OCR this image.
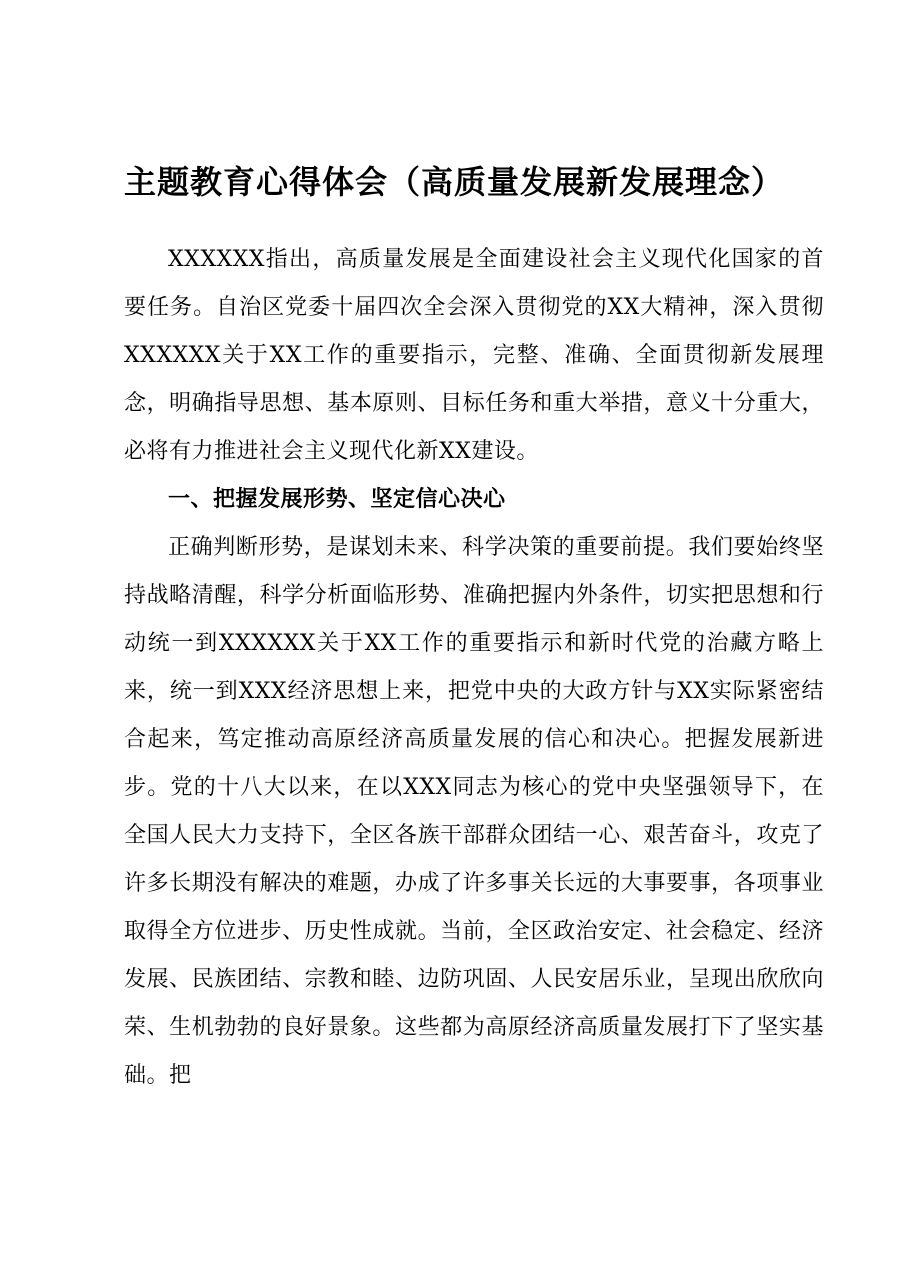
主题教育心得体会（高质量发展新发展理念）

XXXXXX指出，高质量发展是全面建设社会主义现代化国家的首要任务。自治区党委十届四次全会深入贯彻党的XX大精神，深入贯彻XXXXXX关于XX工作的重要指示，完整、准确、全面贯彻新发展理念，明确指导思想、基本原则、目标任务和重大举措，意义十分重大，必将有力推进社会主义现代化新XX建设。

一、把握发展形势、坚定信心决心

正确判断形势，是谋划未来、科学决策的重要前提。我们要始终坚持战略清醒，科学分析面临形势、准确把握内外条件，切实把思想和行动统一到XXXXXX关于XX工作的重要指示和新时代党的治藏方略上来，统一到XXX经济思想上来，把党中央的大政方针与XX实际紧密结合起来，笃定推动高原经济高质量发展的信心和决心。把握发展新进步。党的十八大以来，在以XXX同志为核心的党中央坚强领导下，在全国人民大力支持下，全区各族干部群众团结一心、艰苦奋斗，攻克了许多长期没有解决的难题，办成了许多事关长远的大事要事，各项事业取得全方位进步、历史性成就。当前，全区政治安定、社会稳定、经济发展、民族团结、宗教和睦、边防巩固、人民安居乐业，呈现出欣欣向荣、生机勃勃的良好景象。这些都为高原经济高质量发展打下了坚实基础。把
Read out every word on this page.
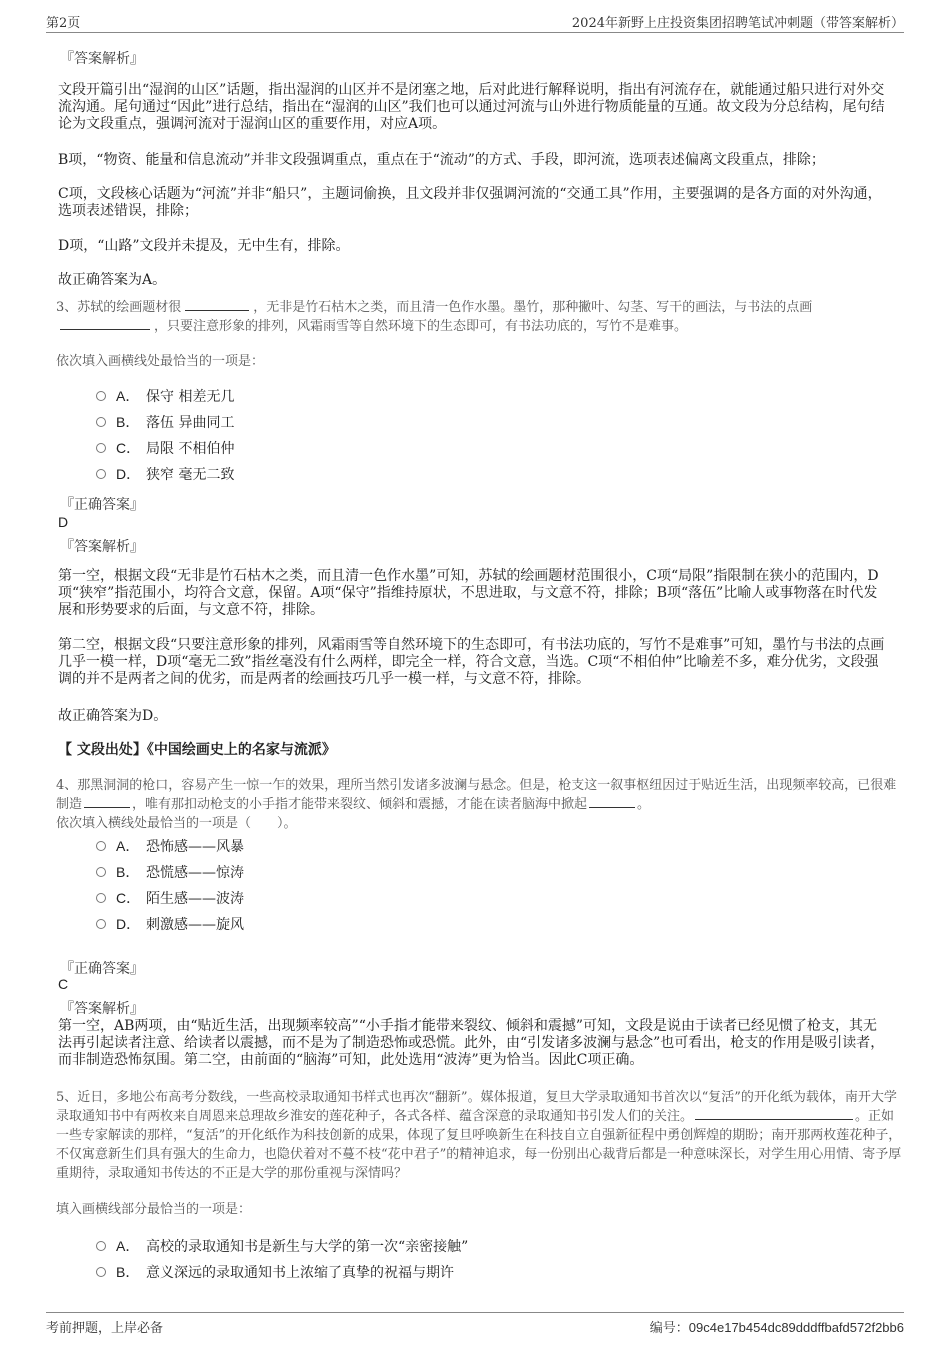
第2页	2024年新野上庄投资集团招聘笔试冲刺题（带答案解析）
『答案解析』
文段开篇引出“湿润的山区”话题，指出湿润的山区并不是闭塞之地，后对此进行解释说明，指出有河流存在，就能通过船只进行对外交流沟通。尾句通过“因此”进行总结，指出在“湿润的山区”我们也可以通过河流与山外进行物质能量的互通。故文段为分总结构，尾句结论为文段重点，强调河流对于湿润山区的重要作用，对应A项。
B项，“物资、能量和信息流动”并非文段强调重点，重点在于“流动”的方式、手段，即河流，选项表述偏离文段重点，排除；
C项，文段核心话题为“河流”并非“船只”，主题词偷换，且文段并非仅强调河流的“交通工具”作用，主要强调的是各方面的对外沟通，选项表述错误，排除；
D项，“山路”文段并未提及，无中生有，排除。
故正确答案为A。
3、苏轼的绘画题材很	，无非是竹石枯木之类，而且清一色作水墨。墨竹，那种撇叶、勾茎、写干的画法，与书法的点画，只要注意形象的排列，风霜雨雪等自然环境下的生态即可，有书法功底的，写竹不是难事。
依次填入画横线处最恰当的一项是：
A． 保守 相差无几
B． 落伍 异曲同工
C． 局限 不相伯仲
D． 狭窄 毫无二致
『正确答案』
D
『答案解析』
第一空，根据文段“无非是竹石枯木之类，而且清一色作水墨”可知，苏轼的绘画题材范围很小，C项“局限”指限制在狭小的范围内，D项“狭窄”指范围小，均符合文意，保留。A项“保守”指维持原状，不思进取，与文意不符，排除；B项“落伍”比喻人或事物落在时代发展和形势要求的后面，与文意不符，排除。
第二空，根据文段“只要注意形象的排列，风霜雨雪等自然环境下的生态即可，有书法功底的，写竹不是难事”可知，墨竹与书法的点画几乎一模一样，D项“毫无二致”指丝毫没有什么两样，即完全一样，符合文意，当选。C项“不相伯仲”比喻差不多，难分优劣，文段强调的并不是两者之间的优劣，而是两者的绘画技巧几乎一模一样，与文意不符，排除。
故正确答案为D。
【 文段出处】《中国绘画史上的名家与流派》
4、那黑洞洞的枪口，容易产生一惊一乍的效果，理所当然引发诸多波澜与悬念。但是，枪支这一叙事枢纽因过于贴近生活，出现频率较高，已很难制造	，唯有那扣动枪支的小手指才能带来裂纹、倾斜和震撼，才能在读者脑海中掀起	。
依次填入横线处最恰当的一项是（　　）。
A． 恐怖感——风暴
B． 恐慌感——惊涛
C． 陌生感——波涛
D． 刺激感——旋风
『正确答案』
C
『答案解析』
第一空，AB两项，由“贴近生活，出现频率较高”“小手指才能带来裂纹、倾斜和震撼”可知，文段是说由于读者已经见惯了枪支，其无法再引起读者注意、给读者以震撼，而不是为了制造恐怖或恐慌。此外，由“引发诸多波澜与悬念”也可看出，枪支的作用是吸引读者，而非制造恐怖氛围。第二空，由前面的“脑海”可知，此处选用“波涛”更为恰当。因此C项正确。
5、近日，多地公布高考分数线，一些高校录取通知书样式也再次“翻新”。媒体报道，复旦大学录取通知书首次以“复活”的开化纸为载体，南开大学录取通知书中有两枚来自周恩来总理故乡淮安的莲花种子，各式各样、蕴含深意的录取通知书引发人们的关注。	。正如一些专家解读的那样，“复活”的开化纸作为科技创新的成果，体现了复旦呼唤新生在科技自立自强新征程中勇创辉煌的期盼；南开那两枚莲花种子，不仅寓意新生们具有强大的生命力，也隐伏着对不蔓不枝“花中君子”的精神追求，每一份别出心裁背后都是一种意味深长，对学生用心用情、寄予厚重期待，录取通知书传达的不正是大学的那份重视与深情吗？
填入画横线部分最恰当的一项是：
A． 高校的录取通知书是新生与大学的第一次“亲密接触”
B． 意义深远的录取通知书上浓缩了真挚的祝福与期许
考前押题，上岸必备	编号：09c4e17b454dc89dddffbafd572f2bb6
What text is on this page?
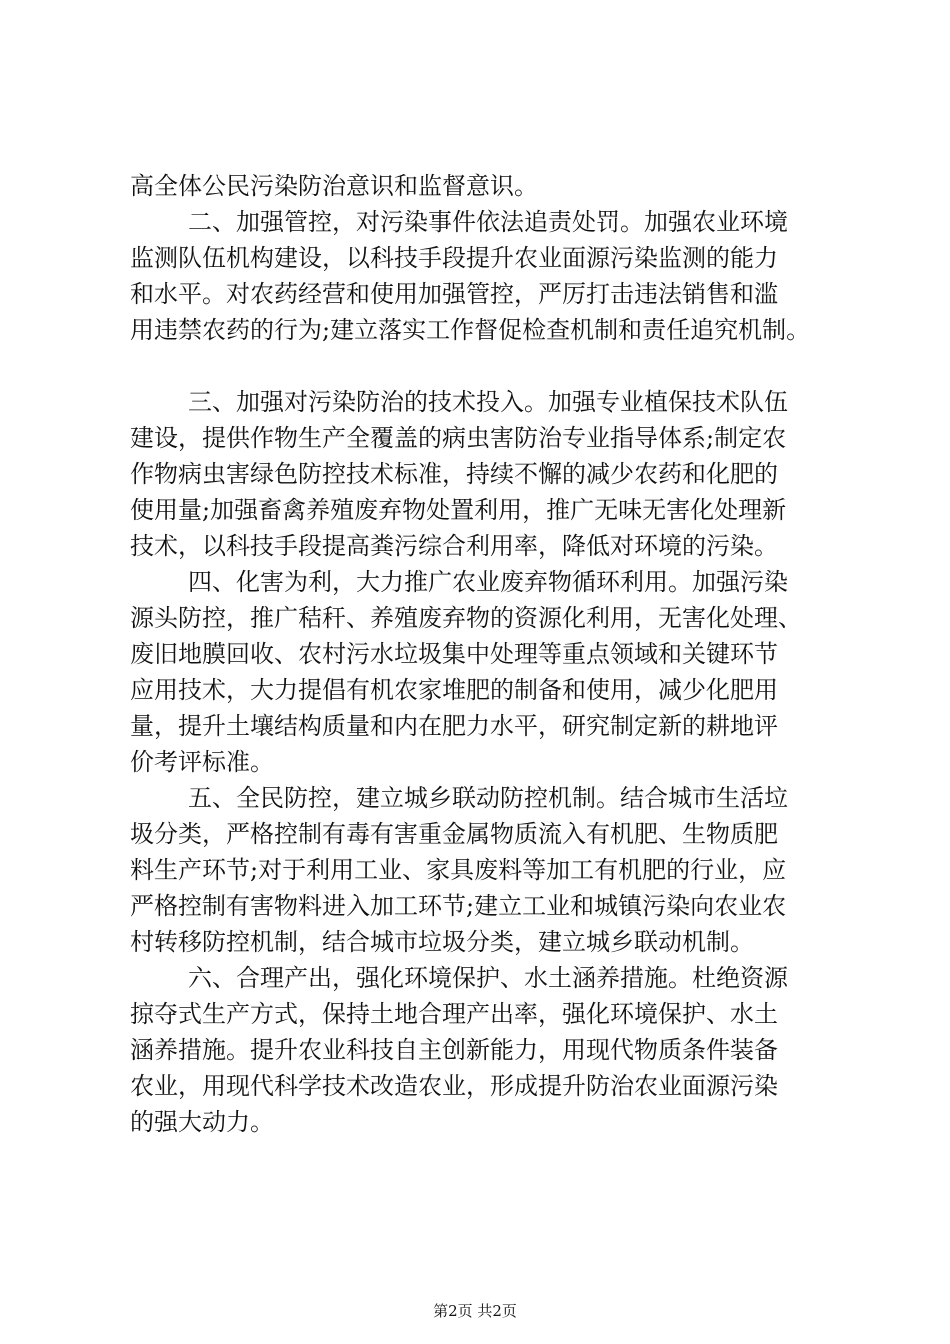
高全体公民污染防治意识和监督意识。
二、加强管控，对污染事件依法追责处罚。加强农业环境
监测队伍机构建设，以科技手段提升农业面源污染监测的能力
和水平。对农药经营和使用加强管控，严厉打击违法销售和滥
用违禁农药的行为;建立落实工作督促检查机制和责任追究机制。
三、加强对污染防治的技术投入。加强专业植保技术队伍
建设，提供作物生产全覆盖的病虫害防治专业指导体系;制定农
作物病虫害绿色防控技术标准，持续不懈的减少农药和化肥的
使用量;加强畜禽养殖废弃物处置利用，推广无味无害化处理新
技术，以科技手段提高粪污综合利用率，降低对环境的污染。
四、化害为利，大力推广农业废弃物循环利用。加强污染
源头防控，推广秸秆、养殖废弃物的资源化利用，无害化处理、
废旧地膜回收、农村污水垃圾集中处理等重点领域和关键环节
应用技术，大力提倡有机农家堆肥的制备和使用，减少化肥用
量，提升土壤结构质量和内在肥力水平，研究制定新的耕地评
价考评标准。
五、全民防控，建立城乡联动防控机制。结合城市生活垃
圾分类，严格控制有毒有害重金属物质流入有机肥、生物质肥
料生产环节;对于利用工业、家具废料等加工有机肥的行业，应
严格控制有害物料进入加工环节;建立工业和城镇污染向农业农
村转移防控机制，结合城市垃圾分类，建立城乡联动机制。
六、合理产出，强化环境保护、水土涵养措施。杜绝资源
掠夺式生产方式，保持土地合理产出率，强化环境保护、水土
涵养措施。提升农业科技自主创新能力，用现代物质条件装备
农业，用现代科学技术改造农业，形成提升防治农业面源污染
的强大动力。
第2页 共2页
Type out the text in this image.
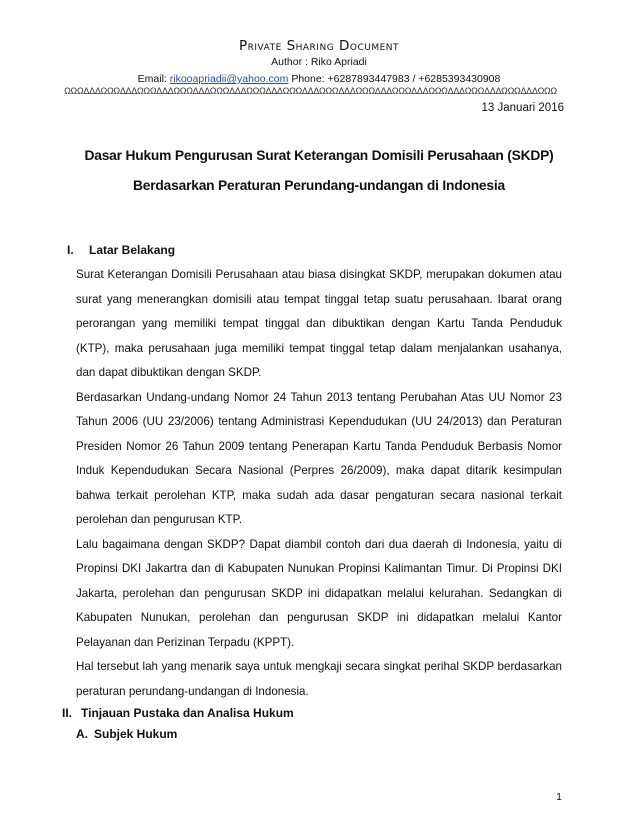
Private Sharing Document
Author : Riko Apriadi
Email: rikooapriadii@yahoo.com Phone: +6287893447983 / +6285393430908
ΩΩΩΔΔΔΩΩΩΔΔΔΩΩΩΔΔΔΩΩΩΔΔΔΩΩΩΔΔΔΩΩΩΔΔΔΩΩΩΔΔΔΩΩΩΔΔΔΩΩΩΔΔΔΩΩΩΔΔΔΩΩΩΔΔΔΩΩΩΔΔΔΩΩΩΔΔΔΩΩΩ
13 Januari 2016
Dasar Hukum Pengurusan Surat Keterangan Domisili Perusahaan (SKDP)
Berdasarkan Peraturan Perundang-undangan di Indonesia
I. Latar Belakang

Surat Keterangan Domisili Perusahaan atau biasa disingkat SKDP, merupakan dokumen atau surat yang menerangkan domisili atau tempat tinggal tetap suatu perusahaan. Ibarat orang perorangan yang memiliki tempat tinggal dan dibuktikan dengan Kartu Tanda Penduduk (KTP), maka perusahaan juga memiliki tempat tinggal tetap dalam menjalankan usahanya, dan dapat dibuktikan dengan SKDP.

Berdasarkan Undang-undang Nomor 24 Tahun 2013 tentang Perubahan Atas UU Nomor 23 Tahun 2006 (UU 23/2006) tentang Administrasi Kependudukan (UU 24/2013) dan Peraturan Presiden Nomor 26 Tahun 2009 tentang Penerapan Kartu Tanda Penduduk Berbasis Nomor Induk Kependudukan Secara Nasional (Perpres 26/2009), maka dapat ditarik kesimpulan bahwa terkait perolehan KTP, maka sudah ada dasar pengaturan secara nasional terkait perolehan dan pengurusan KTP.

Lalu bagaimana dengan SKDP? Dapat diambil contoh dari dua daerah di Indonesia, yaitu di Propinsi DKI Jakartra dan di Kabupaten Nunukan Propinsi Kalimantan Timur. Di Propinsi DKI Jakarta, perolehan dan pengurusan SKDP ini didapatkan melalui kelurahan. Sedangkan di Kabupaten Nunukan, perolehan dan pengurusan SKDP ini didapatkan melalui Kantor Pelayanan dan Perizinan Terpadu (KPPT).

Hal tersebut lah yang menarik saya untuk mengkaji secara singkat perihal SKDP berdasarkan peraturan perundang-undangan di Indonesia.

II. Tinjauan Pustaka dan Analisa Hukum
A. Subjek Hukum
1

--------

| What to do |
Copy each line above containing the string "毫无二致".

| Completed exercise |
D． 狭窄 毫无二致
第二空，根据文段“只要注意形象的排列，风霜雨雪等自然环境下的生态即可，有书法功底的，写竹不是难事”可知，墨竹与书法的点画几乎一模一样，D项“毫无二致”指丝毫没有什么两样，即完全一样，符合文意，当选。C项“不相伯仲”比喻差不多，难分优劣，文段强调的并不是两者之间的优劣，而是两者的绘画技巧几乎一模一样，与文意不符，排除。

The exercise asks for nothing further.